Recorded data
|---|

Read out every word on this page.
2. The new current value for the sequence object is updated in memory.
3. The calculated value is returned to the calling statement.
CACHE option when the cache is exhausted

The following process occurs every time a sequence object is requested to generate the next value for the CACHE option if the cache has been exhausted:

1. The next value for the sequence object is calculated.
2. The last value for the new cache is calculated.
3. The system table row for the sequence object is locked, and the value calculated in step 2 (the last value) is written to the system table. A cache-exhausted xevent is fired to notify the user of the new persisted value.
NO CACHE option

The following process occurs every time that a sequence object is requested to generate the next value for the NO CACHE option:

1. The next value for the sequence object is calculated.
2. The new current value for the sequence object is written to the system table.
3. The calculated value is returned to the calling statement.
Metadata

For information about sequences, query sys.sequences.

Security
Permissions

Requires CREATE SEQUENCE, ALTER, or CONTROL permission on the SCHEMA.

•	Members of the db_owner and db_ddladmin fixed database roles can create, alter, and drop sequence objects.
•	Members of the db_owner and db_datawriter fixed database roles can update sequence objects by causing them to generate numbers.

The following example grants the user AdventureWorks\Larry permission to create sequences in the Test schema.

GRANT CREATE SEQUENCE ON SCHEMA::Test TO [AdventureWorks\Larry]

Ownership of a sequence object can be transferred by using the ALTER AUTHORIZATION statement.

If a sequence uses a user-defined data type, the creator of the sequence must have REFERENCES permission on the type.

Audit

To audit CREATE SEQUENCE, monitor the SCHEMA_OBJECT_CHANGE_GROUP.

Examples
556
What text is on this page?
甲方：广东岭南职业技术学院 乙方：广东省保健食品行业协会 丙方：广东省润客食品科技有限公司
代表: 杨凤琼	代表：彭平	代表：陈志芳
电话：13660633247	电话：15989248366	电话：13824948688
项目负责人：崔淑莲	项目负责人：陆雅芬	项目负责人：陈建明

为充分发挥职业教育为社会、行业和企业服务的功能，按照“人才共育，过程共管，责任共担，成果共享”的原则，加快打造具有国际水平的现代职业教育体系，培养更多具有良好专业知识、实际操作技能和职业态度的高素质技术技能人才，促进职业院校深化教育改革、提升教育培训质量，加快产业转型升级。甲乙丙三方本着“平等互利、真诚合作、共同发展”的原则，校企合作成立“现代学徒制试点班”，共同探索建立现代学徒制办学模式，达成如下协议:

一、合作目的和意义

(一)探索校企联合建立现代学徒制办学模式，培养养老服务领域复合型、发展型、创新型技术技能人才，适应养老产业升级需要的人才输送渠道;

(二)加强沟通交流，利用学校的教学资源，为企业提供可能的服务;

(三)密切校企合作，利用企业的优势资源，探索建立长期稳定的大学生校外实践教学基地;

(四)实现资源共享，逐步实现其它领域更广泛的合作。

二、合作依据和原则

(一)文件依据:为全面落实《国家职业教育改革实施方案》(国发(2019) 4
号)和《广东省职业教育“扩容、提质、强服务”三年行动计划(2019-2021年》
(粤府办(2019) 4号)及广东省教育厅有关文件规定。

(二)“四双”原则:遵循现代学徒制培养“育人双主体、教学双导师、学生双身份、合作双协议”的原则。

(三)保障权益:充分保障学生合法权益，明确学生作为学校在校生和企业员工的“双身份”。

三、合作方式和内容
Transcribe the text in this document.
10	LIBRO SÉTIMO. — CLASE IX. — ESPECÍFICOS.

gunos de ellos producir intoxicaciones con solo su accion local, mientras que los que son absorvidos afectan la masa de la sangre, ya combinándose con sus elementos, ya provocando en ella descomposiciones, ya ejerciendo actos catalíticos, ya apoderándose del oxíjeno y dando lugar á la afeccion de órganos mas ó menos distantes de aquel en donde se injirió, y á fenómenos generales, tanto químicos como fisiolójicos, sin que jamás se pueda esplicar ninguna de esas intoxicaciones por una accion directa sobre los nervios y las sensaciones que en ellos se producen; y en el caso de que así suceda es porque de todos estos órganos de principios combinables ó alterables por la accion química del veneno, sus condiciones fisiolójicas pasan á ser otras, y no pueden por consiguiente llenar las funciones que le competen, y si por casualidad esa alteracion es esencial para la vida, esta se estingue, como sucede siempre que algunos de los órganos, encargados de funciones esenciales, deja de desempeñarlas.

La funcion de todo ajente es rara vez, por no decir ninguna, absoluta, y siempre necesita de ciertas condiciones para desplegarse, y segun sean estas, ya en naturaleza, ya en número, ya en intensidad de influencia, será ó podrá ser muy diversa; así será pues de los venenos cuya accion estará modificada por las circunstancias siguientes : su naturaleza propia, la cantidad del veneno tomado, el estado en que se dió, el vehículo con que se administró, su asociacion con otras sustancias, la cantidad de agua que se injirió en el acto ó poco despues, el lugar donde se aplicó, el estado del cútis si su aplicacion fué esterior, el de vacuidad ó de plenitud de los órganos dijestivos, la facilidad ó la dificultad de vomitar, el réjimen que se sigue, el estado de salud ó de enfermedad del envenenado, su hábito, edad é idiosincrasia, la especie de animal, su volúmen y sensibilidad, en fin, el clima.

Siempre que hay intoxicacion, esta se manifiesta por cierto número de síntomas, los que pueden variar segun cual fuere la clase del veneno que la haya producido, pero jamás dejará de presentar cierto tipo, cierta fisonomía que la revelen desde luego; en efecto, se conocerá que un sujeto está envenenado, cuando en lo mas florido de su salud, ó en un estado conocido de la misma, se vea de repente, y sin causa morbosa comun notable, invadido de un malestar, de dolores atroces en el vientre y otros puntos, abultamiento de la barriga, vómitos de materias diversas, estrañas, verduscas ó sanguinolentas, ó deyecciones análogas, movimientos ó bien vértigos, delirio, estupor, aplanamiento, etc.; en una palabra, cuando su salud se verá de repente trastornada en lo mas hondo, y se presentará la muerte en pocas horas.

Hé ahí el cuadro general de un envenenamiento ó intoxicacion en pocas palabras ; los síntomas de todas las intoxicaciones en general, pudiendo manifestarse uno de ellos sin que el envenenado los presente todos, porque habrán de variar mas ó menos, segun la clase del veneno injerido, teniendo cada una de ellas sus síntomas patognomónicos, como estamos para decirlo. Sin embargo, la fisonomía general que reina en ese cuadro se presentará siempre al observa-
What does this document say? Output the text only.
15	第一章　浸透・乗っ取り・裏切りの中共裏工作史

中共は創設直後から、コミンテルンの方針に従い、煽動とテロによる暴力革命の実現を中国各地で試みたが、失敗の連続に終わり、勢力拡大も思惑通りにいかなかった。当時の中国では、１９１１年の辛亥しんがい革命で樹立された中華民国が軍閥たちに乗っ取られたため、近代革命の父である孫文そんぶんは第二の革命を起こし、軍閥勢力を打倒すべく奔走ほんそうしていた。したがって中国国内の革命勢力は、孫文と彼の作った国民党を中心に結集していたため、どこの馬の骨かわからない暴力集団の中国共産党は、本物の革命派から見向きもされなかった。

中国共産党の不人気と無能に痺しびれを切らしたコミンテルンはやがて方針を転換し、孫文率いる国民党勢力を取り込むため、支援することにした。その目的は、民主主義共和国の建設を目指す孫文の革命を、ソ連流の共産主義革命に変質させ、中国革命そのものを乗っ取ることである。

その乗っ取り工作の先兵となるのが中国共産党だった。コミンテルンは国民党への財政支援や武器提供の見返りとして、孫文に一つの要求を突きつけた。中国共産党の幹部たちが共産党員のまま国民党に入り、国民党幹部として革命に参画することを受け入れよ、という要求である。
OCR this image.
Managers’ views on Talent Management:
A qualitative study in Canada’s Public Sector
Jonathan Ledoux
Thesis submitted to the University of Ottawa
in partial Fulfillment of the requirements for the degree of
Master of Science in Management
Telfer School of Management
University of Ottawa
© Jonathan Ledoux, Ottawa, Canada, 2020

|---|

== What is expected ==
Pick out all the lines with the word "condiciones" in them and copy them.

== Task output ==
gunos de ellos producir intoxicaciones con solo su accion local, mientras que los que son absorvidos afectan la masa de la sangre, ya combinándose con sus elementos, ya provocando en ella descomposiciones, ya ejerciendo actos catalíticos, ya apoderándose del oxíjeno y dando lugar á la afeccion de órganos mas ó menos distantes de aquel en donde se injirió, y á fenómenos generales, tanto químicos como fisiolójicos, sin que jamás se pueda esplicar ninguna de esas intoxicaciones por una accion directa sobre los nervios y las sensaciones que en ellos se producen; y en el caso de que así suceda es porque de todos estos órganos de principios combinables ó alterables por la accion química del veneno, sus condiciones fisiolójicas pasan á ser otras, y no pueden por consiguiente llenar las funciones que le competen, y si por casualidad esa alteracion es esencial para la vida, esta se estingue, como sucede siempre que algunos de los órganos, encargados de funciones esenciales, deja de desempeñarlas.
La funcion de todo ajente es rara vez, por no decir ninguna, absoluta, y siempre necesita de ciertas condiciones para desplegarse, y segun sean estas, ya en naturaleza, ya en número, ya en intensidad de influencia, será ó podrá ser muy diversa; así será pues de los venenos cuya accion estará modificada por las circunstancias siguientes : su naturaleza propia, la cantidad del veneno tomado, el estado en que se dió, el vehículo con que se administró, su asociacion con otras sustancias, la cantidad de agua que se injirió en el acto ó poco despues, el lugar donde se aplicó, el estado del cútis si su aplicacion fué esterior, el de vacuidad ó de plenitud de los órganos dijestivos, la facilidad ó la dificultad de vomitar, el réjimen que se sigue, el estado de salud ó de enfermedad del envenenado, su hábito, edad é idiosincrasia, la especie de animal, su volúmen y sensibilidad, en fin, el clima.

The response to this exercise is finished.